▸ **Working data**

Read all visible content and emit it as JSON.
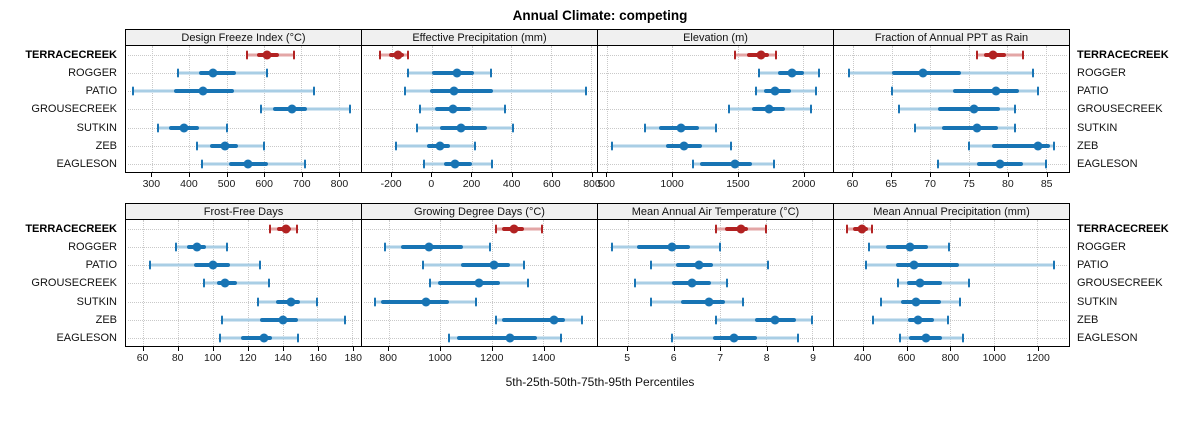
{
  "title": "Annual Climate: competing",
  "caption": "5th-25th-50th-75th-95th Percentiles",
  "sites": [
    "TERRACECREEK",
    "ROGGER",
    "PATIO",
    "GROUSECREEK",
    "SUTKIN",
    "ZEB",
    "EAGLESON"
  ],
  "highlight_site": "TERRACECREEK",
  "colors": {
    "highlight_dark": "#B22222",
    "highlight_light": "#E3A6A6",
    "normal_dark": "#1874B4",
    "normal_light": "#A9CEE5",
    "strip_bg": "#F0F0F0",
    "gridline": "#C9C9C9"
  },
  "chart_data": {
    "type": "table",
    "subtype": "percentile-dotplot-trellis",
    "percentile_labels": [
      "5th",
      "25th",
      "50th",
      "75th",
      "95th"
    ],
    "layout": "2 rows x 4 columns of panels, shared site axis",
    "panels": [
      {
        "title": "Design Freeze Index (°C)",
        "grid_row": 0,
        "grid_col": 0,
        "domain": [
          230,
          860
        ],
        "ticks": [
          300,
          400,
          500,
          600,
          700,
          800
        ],
        "values": {
          "TERRACECREEK": [
            555,
            580,
            608,
            640,
            680
          ],
          "ROGGER": [
            370,
            425,
            463,
            525,
            608
          ],
          "PATIO": [
            250,
            360,
            437,
            520,
            735
          ],
          "GROUSECREEK": [
            593,
            625,
            675,
            716,
            830
          ],
          "SUTKIN": [
            315,
            345,
            385,
            425,
            500
          ],
          "ZEB": [
            420,
            455,
            495,
            530,
            600
          ],
          "EAGLESON": [
            435,
            505,
            558,
            610,
            710
          ]
        }
      },
      {
        "title": "Effective Precipitation (mm)",
        "grid_row": 0,
        "grid_col": 1,
        "domain": [
          -350,
          830
        ],
        "ticks": [
          -200,
          0,
          200,
          400,
          600,
          800
        ],
        "values": {
          "TERRACECREEK": [
            -260,
            -215,
            -170,
            -140,
            -118
          ],
          "ROGGER": [
            -120,
            0,
            125,
            210,
            300
          ],
          "PATIO": [
            -135,
            -10,
            110,
            310,
            775
          ],
          "GROUSECREEK": [
            -60,
            15,
            105,
            195,
            370
          ],
          "SUTKIN": [
            -75,
            40,
            145,
            280,
            410
          ],
          "ZEB": [
            -180,
            -25,
            40,
            90,
            215
          ],
          "EAGLESON": [
            -40,
            60,
            115,
            200,
            305
          ]
        }
      },
      {
        "title": "Elevation (m)",
        "grid_row": 0,
        "grid_col": 2,
        "domain": [
          430,
          2230
        ],
        "ticks": [
          500,
          1000,
          1500,
          2000
        ],
        "values": {
          "TERRACECREEK": [
            1480,
            1570,
            1680,
            1740,
            1795
          ],
          "ROGGER": [
            1660,
            1805,
            1915,
            2010,
            2120
          ],
          "PATIO": [
            1640,
            1700,
            1785,
            1905,
            2100
          ],
          "GROUSECREEK": [
            1430,
            1610,
            1740,
            1860,
            2060
          ],
          "SUTKIN": [
            790,
            900,
            1065,
            1200,
            1330
          ],
          "ZEB": [
            540,
            950,
            1090,
            1230,
            1450
          ],
          "EAGLESON": [
            1155,
            1210,
            1480,
            1610,
            1775
          ]
        }
      },
      {
        "title": "Fraction of Annual PPT as Rain",
        "grid_row": 0,
        "grid_col": 3,
        "domain": [
          57.5,
          88
        ],
        "ticks": [
          60,
          65,
          70,
          75,
          80,
          85
        ],
        "values": {
          "TERRACECREEK": [
            76,
            77,
            78.2,
            79.8,
            82
          ],
          "ROGGER": [
            59.5,
            65,
            69,
            74,
            83.3
          ],
          "PATIO": [
            65,
            73,
            78.5,
            81.5,
            84
          ],
          "GROUSECREEK": [
            66,
            71,
            75.7,
            79,
            81
          ],
          "SUTKIN": [
            68,
            71.5,
            76,
            78.8,
            81
          ],
          "ZEB": [
            75,
            78,
            84,
            85.5,
            86
          ],
          "EAGLESON": [
            71,
            76,
            79,
            82,
            85
          ]
        }
      },
      {
        "title": "Frost-Free Days",
        "grid_row": 1,
        "grid_col": 0,
        "domain": [
          50,
          185
        ],
        "ticks": [
          60,
          80,
          100,
          120,
          140,
          160,
          180
        ],
        "values": {
          "TERRACECREEK": [
            133,
            137,
            142,
            145,
            148
          ],
          "ROGGER": [
            79,
            85,
            91,
            96,
            108
          ],
          "PATIO": [
            64,
            89,
            100,
            110,
            127
          ],
          "GROUSECREEK": [
            95,
            102,
            107,
            114,
            132
          ],
          "SUTKIN": [
            126,
            136,
            145,
            150,
            160
          ],
          "ZEB": [
            105,
            127,
            140,
            149,
            176
          ],
          "EAGLESON": [
            104,
            116,
            129,
            134,
            149
          ]
        }
      },
      {
        "title": "Growing Degree Days (°C)",
        "grid_row": 1,
        "grid_col": 1,
        "domain": [
          695,
          1610
        ],
        "ticks": [
          800,
          1000,
          1200,
          1400
        ],
        "values": {
          "TERRACECREEK": [
            1218,
            1240,
            1286,
            1325,
            1397
          ],
          "ROGGER": [
            786,
            845,
            957,
            1090,
            1195
          ],
          "PATIO": [
            932,
            1080,
            1208,
            1273,
            1327
          ],
          "GROUSECREEK": [
            961,
            990,
            1149,
            1234,
            1340
          ],
          "SUTKIN": [
            747,
            770,
            945,
            1032,
            1140
          ],
          "ZEB": [
            1218,
            1240,
            1444,
            1487,
            1552
          ],
          "EAGLESON": [
            1032,
            1065,
            1273,
            1377,
            1468
          ]
        }
      },
      {
        "title": "Mean Annual Air Temperature (°C)",
        "grid_row": 1,
        "grid_col": 2,
        "domain": [
          4.35,
          9.45
        ],
        "ticks": [
          5,
          6,
          7,
          8,
          9
        ],
        "values": {
          "TERRACECREEK": [
            6.9,
            7.1,
            7.45,
            7.6,
            8.0
          ],
          "ROGGER": [
            4.65,
            5.2,
            5.95,
            6.35,
            7.0
          ],
          "PATIO": [
            5.5,
            6.05,
            6.55,
            6.85,
            8.05
          ],
          "GROUSECREEK": [
            5.15,
            5.95,
            6.4,
            6.8,
            7.15
          ],
          "SUTKIN": [
            5.5,
            6.15,
            6.75,
            7.1,
            7.5
          ],
          "ZEB": [
            6.9,
            7.75,
            8.2,
            8.65,
            9.0
          ],
          "EAGLESON": [
            5.95,
            6.85,
            7.3,
            7.8,
            8.7
          ]
        }
      },
      {
        "title": "Mean Annual Precipitation (mm)",
        "grid_row": 1,
        "grid_col": 3,
        "domain": [
          265,
          1345
        ],
        "ticks": [
          400,
          600,
          800,
          1000,
          1200
        ],
        "values": {
          "TERRACECREEK": [
            325,
            352,
            392,
            420,
            440
          ],
          "ROGGER": [
            425,
            505,
            612,
            695,
            795
          ],
          "PATIO": [
            412,
            550,
            632,
            840,
            1278
          ],
          "GROUSECREEK": [
            558,
            600,
            660,
            760,
            885
          ],
          "SUTKIN": [
            482,
            575,
            640,
            755,
            845
          ],
          "ZEB": [
            445,
            605,
            650,
            725,
            790
          ],
          "EAGLESON": [
            570,
            610,
            690,
            760,
            856
          ]
        }
      }
    ]
  }
}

▸ **What this task involves**
Write out the records above exactly as they stand, leaving out every picture.

▸ **Task response**
Read all visible content and emit it as JSON.
{
  "title": "Annual Climate: competing",
  "caption": "5th-25th-50th-75th-95th Percentiles",
  "sites": [
    "TERRACECREEK",
    "ROGGER",
    "PATIO",
    "GROUSECREEK",
    "SUTKIN",
    "ZEB",
    "EAGLESON"
  ],
  "highlight_site": "TERRACECREEK",
  "colors": {
    "highlight_dark": "#B22222",
    "highlight_light": "#E3A6A6",
    "normal_dark": "#1874B4",
    "normal_light": "#A9CEE5",
    "strip_bg": "#F0F0F0",
    "gridline": "#C9C9C9"
  },
  "chart_data": {
    "type": "table",
    "subtype": "percentile-dotplot-trellis",
    "percentile_labels": [
      "5th",
      "25th",
      "50th",
      "75th",
      "95th"
    ],
    "layout": "2 rows x 4 columns of panels, shared site axis",
    "panels": [
      {
        "title": "Design Freeze Index (°C)",
        "grid_row": 0,
        "grid_col": 0,
        "domain": [
          230,
          860
        ],
        "ticks": [
          300,
          400,
          500,
          600,
          700,
          800
        ],
        "values": {
          "TERRACECREEK": [
            555,
            580,
            608,
            640,
            680
          ],
          "ROGGER": [
            370,
            425,
            463,
            525,
            608
          ],
          "PATIO": [
            250,
            360,
            437,
            520,
            735
          ],
          "GROUSECREEK": [
            593,
            625,
            675,
            716,
            830
          ],
          "SUTKIN": [
            315,
            345,
            385,
            425,
            500
          ],
          "ZEB": [
            420,
            455,
            495,
            530,
            600
          ],
          "EAGLESON": [
            435,
            505,
            558,
            610,
            710
          ]
        }
      },
      {
        "title": "Effective Precipitation (mm)",
        "grid_row": 0,
        "grid_col": 1,
        "domain": [
          -350,
          830
        ],
        "ticks": [
          -200,
          0,
          200,
          400,
          600,
          800
        ],
        "values": {
          "TERRACECREEK": [
            -260,
            -215,
            -170,
            -140,
            -118
          ],
          "ROGGER": [
            -120,
            0,
            125,
            210,
            300
          ],
          "PATIO": [
            -135,
            -10,
            110,
            310,
            775
          ],
          "GROUSECREEK": [
            -60,
            15,
            105,
            195,
            370
          ],
          "SUTKIN": [
            -75,
            40,
            145,
            280,
            410
          ],
          "ZEB": [
            -180,
            -25,
            40,
            90,
            215
          ],
          "EAGLESON": [
            -40,
            60,
            115,
            200,
            305
          ]
        }
      },
      {
        "title": "Elevation (m)",
        "grid_row": 0,
        "grid_col": 2,
        "domain": [
          430,
          2230
        ],
        "ticks": [
          500,
          1000,
          1500,
          2000
        ],
        "values": {
          "TERRACECREEK": [
            1480,
            1570,
            1680,
            1740,
            1795
          ],
          "ROGGER": [
            1660,
            1805,
            1915,
            2010,
            2120
          ],
          "PATIO": [
            1640,
            1700,
            1785,
            1905,
            2100
          ],
          "GROUSECREEK": [
            1430,
            1610,
            1740,
            1860,
            2060
          ],
          "SUTKIN": [
            790,
            900,
            1065,
            1200,
            1330
          ],
          "ZEB": [
            540,
            950,
            1090,
            1230,
            1450
          ],
          "EAGLESON": [
            1155,
            1210,
            1480,
            1610,
            1775
          ]
        }
      },
      {
        "title": "Fraction of Annual PPT as Rain",
        "grid_row": 0,
        "grid_col": 3,
        "domain": [
          57.5,
          88
        ],
        "ticks": [
          60,
          65,
          70,
          75,
          80,
          85
        ],
        "values": {
          "TERRACECREEK": [
            76,
            77,
            78.2,
            79.8,
            82
          ],
          "ROGGER": [
            59.5,
            65,
            69,
            74,
            83.3
          ],
          "PATIO": [
            65,
            73,
            78.5,
            81.5,
            84
          ],
          "GROUSECREEK": [
            66,
            71,
            75.7,
            79,
            81
          ],
          "SUTKIN": [
            68,
            71.5,
            76,
            78.8,
            81
          ],
          "ZEB": [
            75,
            78,
            84,
            85.5,
            86
          ],
          "EAGLESON": [
            71,
            76,
            79,
            82,
            85
          ]
        }
      },
      {
        "title": "Frost-Free Days",
        "grid_row": 1,
        "grid_col": 0,
        "domain": [
          50,
          185
        ],
        "ticks": [
          60,
          80,
          100,
          120,
          140,
          160,
          180
        ],
        "values": {
          "TERRACECREEK": [
            133,
            137,
            142,
            145,
            148
          ],
          "ROGGER": [
            79,
            85,
            91,
            96,
            108
          ],
          "PATIO": [
            64,
            89,
            100,
            110,
            127
          ],
          "GROUSECREEK": [
            95,
            102,
            107,
            114,
            132
          ],
          "SUTKIN": [
            126,
            136,
            145,
            150,
            160
          ],
          "ZEB": [
            105,
            127,
            140,
            149,
            176
          ],
          "EAGLESON": [
            104,
            116,
            129,
            134,
            149
          ]
        }
      },
      {
        "title": "Growing Degree Days (°C)",
        "grid_row": 1,
        "grid_col": 1,
        "domain": [
          695,
          1610
        ],
        "ticks": [
          800,
          1000,
          1200,
          1400
        ],
        "values": {
          "TERRACECREEK": [
            1218,
            1240,
            1286,
            1325,
            1397
          ],
          "ROGGER": [
            786,
            845,
            957,
            1090,
            1195
          ],
          "PATIO": [
            932,
            1080,
            1208,
            1273,
            1327
          ],
          "GROUSECREEK": [
            961,
            990,
            1149,
            1234,
            1340
          ],
          "SUTKIN": [
            747,
            770,
            945,
            1032,
            1140
          ],
          "ZEB": [
            1218,
            1240,
            1444,
            1487,
            1552
          ],
          "EAGLESON": [
            1032,
            1065,
            1273,
            1377,
            1468
          ]
        }
      },
      {
        "title": "Mean Annual Air Temperature (°C)",
        "grid_row": 1,
        "grid_col": 2,
        "domain": [
          4.35,
          9.45
        ],
        "ticks": [
          5,
          6,
          7,
          8,
          9
        ],
        "values": {
          "TERRACECREEK": [
            6.9,
            7.1,
            7.45,
            7.6,
            8.0
          ],
          "ROGGER": [
            4.65,
            5.2,
            5.95,
            6.35,
            7.0
          ],
          "PATIO": [
            5.5,
            6.05,
            6.55,
            6.85,
            8.05
          ],
          "GROUSECREEK": [
            5.15,
            5.95,
            6.4,
            6.8,
            7.15
          ],
          "SUTKIN": [
            5.5,
            6.15,
            6.75,
            7.1,
            7.5
          ],
          "ZEB": [
            6.9,
            7.75,
            8.2,
            8.65,
            9.0
          ],
          "EAGLESON": [
            5.95,
            6.85,
            7.3,
            7.8,
            8.7
          ]
        }
      },
      {
        "title": "Mean Annual Precipitation (mm)",
        "grid_row": 1,
        "grid_col": 3,
        "domain": [
          265,
          1345
        ],
        "ticks": [
          400,
          600,
          800,
          1000,
          1200
        ],
        "values": {
          "TERRACECREEK": [
            325,
            352,
            392,
            420,
            440
          ],
          "ROGGER": [
            425,
            505,
            612,
            695,
            795
          ],
          "PATIO": [
            412,
            550,
            632,
            840,
            1278
          ],
          "GROUSECREEK": [
            558,
            600,
            660,
            760,
            885
          ],
          "SUTKIN": [
            482,
            575,
            640,
            755,
            845
          ],
          "ZEB": [
            445,
            605,
            650,
            725,
            790
          ],
          "EAGLESON": [
            570,
            610,
            690,
            760,
            856
          ]
        }
      }
    ]
  }
}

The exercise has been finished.